## Records provided
====

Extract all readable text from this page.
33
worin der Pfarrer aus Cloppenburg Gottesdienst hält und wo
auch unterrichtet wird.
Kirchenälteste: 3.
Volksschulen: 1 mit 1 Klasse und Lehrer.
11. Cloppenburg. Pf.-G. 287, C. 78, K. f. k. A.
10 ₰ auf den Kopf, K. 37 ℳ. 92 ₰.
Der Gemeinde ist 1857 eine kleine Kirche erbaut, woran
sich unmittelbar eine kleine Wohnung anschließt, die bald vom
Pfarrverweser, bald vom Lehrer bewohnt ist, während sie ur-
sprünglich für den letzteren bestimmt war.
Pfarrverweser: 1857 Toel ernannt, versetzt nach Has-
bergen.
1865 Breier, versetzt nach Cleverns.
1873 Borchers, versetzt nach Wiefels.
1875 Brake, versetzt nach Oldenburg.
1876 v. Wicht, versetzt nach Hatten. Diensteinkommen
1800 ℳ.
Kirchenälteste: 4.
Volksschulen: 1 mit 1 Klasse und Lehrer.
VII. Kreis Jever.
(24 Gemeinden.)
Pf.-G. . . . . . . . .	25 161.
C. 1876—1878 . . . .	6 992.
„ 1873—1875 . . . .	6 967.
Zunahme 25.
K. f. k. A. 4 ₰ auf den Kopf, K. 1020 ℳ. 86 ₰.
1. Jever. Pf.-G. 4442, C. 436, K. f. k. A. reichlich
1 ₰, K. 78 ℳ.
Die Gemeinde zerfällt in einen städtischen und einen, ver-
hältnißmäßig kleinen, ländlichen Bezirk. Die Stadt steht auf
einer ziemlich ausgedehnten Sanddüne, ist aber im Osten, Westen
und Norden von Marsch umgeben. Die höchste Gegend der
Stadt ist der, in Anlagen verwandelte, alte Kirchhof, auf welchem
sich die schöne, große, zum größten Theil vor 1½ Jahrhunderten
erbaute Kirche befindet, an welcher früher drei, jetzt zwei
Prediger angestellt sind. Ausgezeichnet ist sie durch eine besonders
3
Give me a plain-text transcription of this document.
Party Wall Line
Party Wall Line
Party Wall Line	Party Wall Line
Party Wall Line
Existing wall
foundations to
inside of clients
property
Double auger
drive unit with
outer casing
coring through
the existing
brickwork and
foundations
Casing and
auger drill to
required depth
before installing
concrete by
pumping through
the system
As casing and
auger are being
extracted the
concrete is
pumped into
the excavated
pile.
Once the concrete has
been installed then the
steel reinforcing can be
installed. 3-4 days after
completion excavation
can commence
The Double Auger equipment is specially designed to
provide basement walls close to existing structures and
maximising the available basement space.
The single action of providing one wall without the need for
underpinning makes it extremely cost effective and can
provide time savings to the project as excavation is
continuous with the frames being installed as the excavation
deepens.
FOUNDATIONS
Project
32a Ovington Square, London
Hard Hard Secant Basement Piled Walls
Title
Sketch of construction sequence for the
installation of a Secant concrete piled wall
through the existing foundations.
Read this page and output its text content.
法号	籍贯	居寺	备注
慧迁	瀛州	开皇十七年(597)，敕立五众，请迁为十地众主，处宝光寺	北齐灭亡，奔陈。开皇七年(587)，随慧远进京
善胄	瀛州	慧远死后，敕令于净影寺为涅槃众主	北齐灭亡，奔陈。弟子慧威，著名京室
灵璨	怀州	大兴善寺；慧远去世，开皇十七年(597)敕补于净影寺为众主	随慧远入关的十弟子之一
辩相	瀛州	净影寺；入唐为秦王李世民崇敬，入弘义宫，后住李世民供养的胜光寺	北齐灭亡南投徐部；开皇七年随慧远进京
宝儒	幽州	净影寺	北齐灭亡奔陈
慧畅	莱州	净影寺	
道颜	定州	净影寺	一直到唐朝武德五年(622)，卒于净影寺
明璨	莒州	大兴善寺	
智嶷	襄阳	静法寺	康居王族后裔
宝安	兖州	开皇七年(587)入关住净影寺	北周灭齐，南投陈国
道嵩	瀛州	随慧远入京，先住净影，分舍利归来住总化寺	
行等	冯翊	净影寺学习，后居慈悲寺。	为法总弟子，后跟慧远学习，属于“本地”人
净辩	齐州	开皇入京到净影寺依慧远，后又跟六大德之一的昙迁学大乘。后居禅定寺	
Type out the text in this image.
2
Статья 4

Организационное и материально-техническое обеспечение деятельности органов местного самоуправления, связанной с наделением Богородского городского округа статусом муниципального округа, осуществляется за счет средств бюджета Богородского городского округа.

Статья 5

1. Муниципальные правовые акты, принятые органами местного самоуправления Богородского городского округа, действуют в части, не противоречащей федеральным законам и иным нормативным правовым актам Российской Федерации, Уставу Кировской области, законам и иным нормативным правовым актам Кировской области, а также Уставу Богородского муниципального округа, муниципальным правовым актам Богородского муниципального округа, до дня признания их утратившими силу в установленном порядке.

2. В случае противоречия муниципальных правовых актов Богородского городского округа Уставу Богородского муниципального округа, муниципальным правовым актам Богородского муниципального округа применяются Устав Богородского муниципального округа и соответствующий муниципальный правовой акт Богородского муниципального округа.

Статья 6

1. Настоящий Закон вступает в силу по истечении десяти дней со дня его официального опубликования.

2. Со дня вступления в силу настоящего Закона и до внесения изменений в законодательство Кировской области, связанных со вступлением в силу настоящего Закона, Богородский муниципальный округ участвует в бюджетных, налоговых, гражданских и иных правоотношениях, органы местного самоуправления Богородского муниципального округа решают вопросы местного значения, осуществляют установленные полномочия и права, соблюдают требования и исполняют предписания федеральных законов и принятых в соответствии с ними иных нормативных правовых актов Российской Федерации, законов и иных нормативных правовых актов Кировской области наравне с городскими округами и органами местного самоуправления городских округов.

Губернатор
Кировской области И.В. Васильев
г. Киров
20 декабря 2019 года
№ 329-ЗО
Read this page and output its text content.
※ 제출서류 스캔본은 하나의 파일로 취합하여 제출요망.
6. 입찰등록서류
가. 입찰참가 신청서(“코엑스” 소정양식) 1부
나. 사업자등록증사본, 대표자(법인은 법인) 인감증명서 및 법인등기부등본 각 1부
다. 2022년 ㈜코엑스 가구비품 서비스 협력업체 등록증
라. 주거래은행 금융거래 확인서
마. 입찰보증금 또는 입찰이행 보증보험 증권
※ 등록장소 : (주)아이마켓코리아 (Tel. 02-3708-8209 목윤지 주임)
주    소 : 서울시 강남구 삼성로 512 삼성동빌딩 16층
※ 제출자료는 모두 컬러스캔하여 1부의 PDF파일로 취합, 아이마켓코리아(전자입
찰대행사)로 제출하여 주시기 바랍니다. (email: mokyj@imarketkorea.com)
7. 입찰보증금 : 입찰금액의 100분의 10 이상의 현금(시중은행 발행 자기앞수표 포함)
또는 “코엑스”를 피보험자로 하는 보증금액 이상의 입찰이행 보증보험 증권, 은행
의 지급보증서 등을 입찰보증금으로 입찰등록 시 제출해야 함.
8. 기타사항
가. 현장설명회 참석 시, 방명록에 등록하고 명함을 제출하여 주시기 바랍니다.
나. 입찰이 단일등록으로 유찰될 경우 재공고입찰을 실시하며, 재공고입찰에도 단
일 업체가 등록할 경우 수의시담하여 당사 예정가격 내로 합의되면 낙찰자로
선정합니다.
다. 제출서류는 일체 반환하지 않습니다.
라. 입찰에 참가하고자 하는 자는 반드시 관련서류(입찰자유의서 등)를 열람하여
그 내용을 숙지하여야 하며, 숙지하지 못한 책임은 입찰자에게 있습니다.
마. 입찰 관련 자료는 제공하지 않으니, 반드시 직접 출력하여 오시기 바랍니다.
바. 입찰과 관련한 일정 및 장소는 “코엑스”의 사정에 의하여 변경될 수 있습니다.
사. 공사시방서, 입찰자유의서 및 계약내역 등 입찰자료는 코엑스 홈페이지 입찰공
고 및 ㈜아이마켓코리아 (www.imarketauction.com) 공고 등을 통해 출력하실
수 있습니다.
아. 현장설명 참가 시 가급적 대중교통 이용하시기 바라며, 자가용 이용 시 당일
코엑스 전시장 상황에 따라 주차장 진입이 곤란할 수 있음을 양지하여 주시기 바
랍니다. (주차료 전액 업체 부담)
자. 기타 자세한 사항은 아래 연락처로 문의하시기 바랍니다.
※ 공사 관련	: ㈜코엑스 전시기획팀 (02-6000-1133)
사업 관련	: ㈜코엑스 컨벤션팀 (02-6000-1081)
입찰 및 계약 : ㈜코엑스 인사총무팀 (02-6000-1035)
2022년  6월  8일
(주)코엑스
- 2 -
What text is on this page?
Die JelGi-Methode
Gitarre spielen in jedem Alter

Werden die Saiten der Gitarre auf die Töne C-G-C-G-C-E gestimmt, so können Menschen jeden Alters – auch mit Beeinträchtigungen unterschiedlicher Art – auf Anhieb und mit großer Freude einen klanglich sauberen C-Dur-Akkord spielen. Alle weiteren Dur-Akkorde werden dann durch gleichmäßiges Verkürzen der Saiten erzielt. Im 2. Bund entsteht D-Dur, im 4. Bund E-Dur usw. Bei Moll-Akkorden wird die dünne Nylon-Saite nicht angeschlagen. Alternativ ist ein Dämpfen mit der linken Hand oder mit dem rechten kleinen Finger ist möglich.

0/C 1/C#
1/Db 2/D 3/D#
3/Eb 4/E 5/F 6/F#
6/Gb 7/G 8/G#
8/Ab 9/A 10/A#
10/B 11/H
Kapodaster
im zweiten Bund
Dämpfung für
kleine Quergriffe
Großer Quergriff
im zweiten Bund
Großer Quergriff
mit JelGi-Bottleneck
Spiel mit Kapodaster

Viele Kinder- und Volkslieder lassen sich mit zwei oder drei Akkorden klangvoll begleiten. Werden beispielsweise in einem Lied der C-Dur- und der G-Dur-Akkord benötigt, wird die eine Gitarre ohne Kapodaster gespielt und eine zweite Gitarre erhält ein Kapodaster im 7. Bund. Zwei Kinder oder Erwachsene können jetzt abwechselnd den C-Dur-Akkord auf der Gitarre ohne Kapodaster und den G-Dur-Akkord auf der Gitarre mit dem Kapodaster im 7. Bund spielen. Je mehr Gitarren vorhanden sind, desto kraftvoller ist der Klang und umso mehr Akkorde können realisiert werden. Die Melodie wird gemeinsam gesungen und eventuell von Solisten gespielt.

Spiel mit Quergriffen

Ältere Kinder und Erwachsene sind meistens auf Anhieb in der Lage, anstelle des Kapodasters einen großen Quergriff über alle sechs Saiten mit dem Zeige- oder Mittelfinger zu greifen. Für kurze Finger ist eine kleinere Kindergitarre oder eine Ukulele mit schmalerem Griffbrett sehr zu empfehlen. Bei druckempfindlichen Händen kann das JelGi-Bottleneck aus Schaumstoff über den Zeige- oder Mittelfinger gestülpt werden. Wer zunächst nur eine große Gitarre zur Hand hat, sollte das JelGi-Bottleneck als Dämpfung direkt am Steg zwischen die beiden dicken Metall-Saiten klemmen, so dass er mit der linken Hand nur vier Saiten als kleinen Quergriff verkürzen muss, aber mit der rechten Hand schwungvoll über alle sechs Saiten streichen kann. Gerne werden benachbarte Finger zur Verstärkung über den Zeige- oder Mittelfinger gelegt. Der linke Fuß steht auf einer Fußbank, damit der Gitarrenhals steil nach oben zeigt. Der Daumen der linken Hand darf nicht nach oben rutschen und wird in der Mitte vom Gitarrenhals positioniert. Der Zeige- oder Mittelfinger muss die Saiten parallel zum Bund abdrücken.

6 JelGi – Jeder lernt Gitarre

====

## Task objective
In the listing above, find the lines holding the word "아이마켓코리아" and copy them.

## Result of this task
※ 등록장소 : (주)아이마켓코리아 (Tel. 02-3708-8209 목윤지 주임)
※ 제출자료는 모두 컬러스캔하여 1부의 PDF파일로 취합, 아이마켓코리아(전자입
고 및 ㈜아이마켓코리아 (www.imarketauction.com) 공고 등을 통해 출력하실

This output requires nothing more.